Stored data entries

····················

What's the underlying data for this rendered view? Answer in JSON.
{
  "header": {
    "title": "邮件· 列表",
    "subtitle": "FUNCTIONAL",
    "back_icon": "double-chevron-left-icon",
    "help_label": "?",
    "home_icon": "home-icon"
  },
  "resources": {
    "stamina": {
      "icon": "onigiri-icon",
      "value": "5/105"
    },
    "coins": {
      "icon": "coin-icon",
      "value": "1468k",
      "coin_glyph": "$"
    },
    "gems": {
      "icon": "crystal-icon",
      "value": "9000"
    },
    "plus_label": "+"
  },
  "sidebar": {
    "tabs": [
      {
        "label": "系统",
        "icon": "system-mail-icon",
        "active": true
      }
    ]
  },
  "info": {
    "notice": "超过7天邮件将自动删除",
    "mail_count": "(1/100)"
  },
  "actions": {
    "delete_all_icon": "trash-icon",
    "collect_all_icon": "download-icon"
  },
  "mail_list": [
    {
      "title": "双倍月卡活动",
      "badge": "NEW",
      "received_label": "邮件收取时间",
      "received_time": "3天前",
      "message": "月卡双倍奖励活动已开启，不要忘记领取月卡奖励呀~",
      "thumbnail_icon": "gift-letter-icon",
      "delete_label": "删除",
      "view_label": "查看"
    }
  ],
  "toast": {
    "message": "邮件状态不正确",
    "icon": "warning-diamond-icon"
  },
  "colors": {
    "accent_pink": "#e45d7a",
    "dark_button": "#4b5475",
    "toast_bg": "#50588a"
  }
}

····················

EXERCISE INSTRUCTIONS
Copy out every line with the word "message".

THE REPLY
      "message": "月卡双倍奖励活动已开启，不要忘记领取月卡奖励呀~",
    "message": "邮件状态不正确",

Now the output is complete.